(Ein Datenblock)
§
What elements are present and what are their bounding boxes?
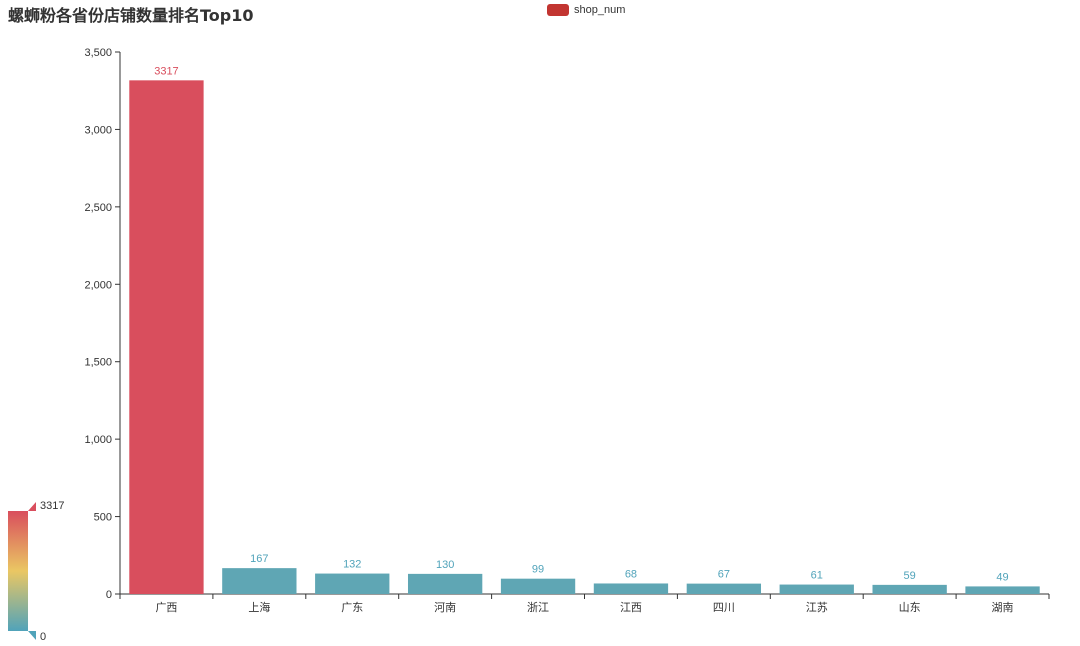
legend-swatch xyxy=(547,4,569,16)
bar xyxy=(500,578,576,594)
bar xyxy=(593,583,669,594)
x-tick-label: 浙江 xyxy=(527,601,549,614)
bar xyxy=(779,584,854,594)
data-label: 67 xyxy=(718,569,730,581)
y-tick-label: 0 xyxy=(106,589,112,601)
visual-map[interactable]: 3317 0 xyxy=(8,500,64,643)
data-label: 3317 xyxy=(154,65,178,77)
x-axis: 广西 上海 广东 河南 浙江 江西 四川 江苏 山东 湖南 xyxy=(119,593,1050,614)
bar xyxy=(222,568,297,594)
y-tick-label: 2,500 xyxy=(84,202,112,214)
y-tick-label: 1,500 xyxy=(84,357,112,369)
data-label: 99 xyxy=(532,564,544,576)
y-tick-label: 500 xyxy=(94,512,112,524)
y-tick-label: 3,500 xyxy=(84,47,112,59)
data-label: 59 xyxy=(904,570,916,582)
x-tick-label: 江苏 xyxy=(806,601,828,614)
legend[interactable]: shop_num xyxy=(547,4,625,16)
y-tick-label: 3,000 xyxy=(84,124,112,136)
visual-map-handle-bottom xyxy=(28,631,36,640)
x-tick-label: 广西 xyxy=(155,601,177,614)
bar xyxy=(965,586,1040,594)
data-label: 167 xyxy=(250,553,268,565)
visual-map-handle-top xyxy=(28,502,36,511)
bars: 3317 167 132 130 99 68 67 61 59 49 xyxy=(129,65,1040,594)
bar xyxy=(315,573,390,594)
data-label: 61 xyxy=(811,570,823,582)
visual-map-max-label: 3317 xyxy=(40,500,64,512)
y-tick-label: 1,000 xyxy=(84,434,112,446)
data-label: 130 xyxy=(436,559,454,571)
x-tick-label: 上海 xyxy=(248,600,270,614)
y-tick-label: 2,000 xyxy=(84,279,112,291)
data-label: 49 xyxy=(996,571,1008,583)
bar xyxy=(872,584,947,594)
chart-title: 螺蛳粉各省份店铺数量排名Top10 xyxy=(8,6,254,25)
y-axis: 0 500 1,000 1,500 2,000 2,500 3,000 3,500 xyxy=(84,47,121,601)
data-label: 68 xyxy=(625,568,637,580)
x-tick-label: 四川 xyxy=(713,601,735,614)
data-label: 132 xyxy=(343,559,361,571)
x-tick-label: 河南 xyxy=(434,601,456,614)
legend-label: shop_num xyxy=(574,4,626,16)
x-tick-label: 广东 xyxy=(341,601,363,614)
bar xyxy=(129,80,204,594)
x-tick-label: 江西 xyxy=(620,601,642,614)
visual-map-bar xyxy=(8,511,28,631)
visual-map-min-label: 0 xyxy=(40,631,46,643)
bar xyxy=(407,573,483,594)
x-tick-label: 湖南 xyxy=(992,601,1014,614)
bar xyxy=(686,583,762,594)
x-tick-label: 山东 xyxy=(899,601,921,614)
§
Schreibe die Zeilen aller Einträge neu und ersetze dabei überall „data-label“ durch „value-label“, ohne sonst etwas zu ändern. Lass die Bilder in der Antwort weg.

• **Erledigte Aufgabe**:
What elements are present and what are their bounding boxes?
legend-swatch xyxy=(547,4,569,16)
bar xyxy=(500,578,576,594)
bar xyxy=(593,583,669,594)
x-tick-label: 浙江 xyxy=(527,601,549,614)
bar xyxy=(779,584,854,594)
value-label: 67 xyxy=(718,569,730,581)
y-tick-label: 0 xyxy=(106,589,112,601)
visual-map[interactable]: 3317 0 xyxy=(8,500,64,643)
value-label: 3317 xyxy=(154,65,178,77)
x-axis: 广西 上海 广东 河南 浙江 江西 四川 江苏 山东 湖南 xyxy=(119,593,1050,614)
bar xyxy=(222,568,297,594)
y-tick-label: 2,500 xyxy=(84,202,112,214)
y-tick-label: 1,500 xyxy=(84,357,112,369)
value-label: 99 xyxy=(532,564,544,576)
y-tick-label: 500 xyxy=(94,512,112,524)
y-tick-label: 3,500 xyxy=(84,47,112,59)
value-label: 59 xyxy=(904,570,916,582)
x-tick-label: 江苏 xyxy=(806,601,828,614)
legend[interactable]: shop_num xyxy=(547,4,625,16)
y-tick-label: 3,000 xyxy=(84,124,112,136)
visual-map-handle-bottom xyxy=(28,631,36,640)
x-tick-label: 广西 xyxy=(155,601,177,614)
bar xyxy=(965,586,1040,594)
value-label: 167 xyxy=(250,553,268,565)
visual-map-handle-top xyxy=(28,502,36,511)
bars: 3317 167 132 130 99 68 67 61 59 49 xyxy=(129,65,1040,594)
bar xyxy=(315,573,390,594)
value-label: 61 xyxy=(811,570,823,582)
visual-map-max-label: 3317 xyxy=(40,500,64,512)
y-tick-label: 1,000 xyxy=(84,434,112,446)
value-label: 130 xyxy=(436,559,454,571)
x-tick-label: 上海 xyxy=(248,600,270,614)
y-tick-label: 2,000 xyxy=(84,279,112,291)
value-label: 49 xyxy=(996,571,1008,583)
bar xyxy=(872,584,947,594)
chart-title: 螺蛳粉各省份店铺数量排名Top10 xyxy=(8,6,254,25)
y-axis: 0 500 1,000 1,500 2,000 2,500 3,000 3,500 xyxy=(84,47,121,601)
value-label: 68 xyxy=(625,568,637,580)
x-tick-label: 四川 xyxy=(713,601,735,614)
value-label: 132 xyxy=(343,559,361,571)
x-tick-label: 河南 xyxy=(434,601,456,614)
legend-label: shop_num xyxy=(574,4,626,16)
x-tick-label: 广东 xyxy=(341,601,363,614)
bar xyxy=(129,80,204,594)
x-tick-label: 江西 xyxy=(620,601,642,614)
visual-map-bar xyxy=(8,511,28,631)
visual-map-min-label: 0 xyxy=(40,631,46,643)
bar xyxy=(407,573,483,594)
x-tick-label: 湖南 xyxy=(992,601,1014,614)
bar xyxy=(686,583,762,594)
x-tick-label: 山东 xyxy=(899,601,921,614)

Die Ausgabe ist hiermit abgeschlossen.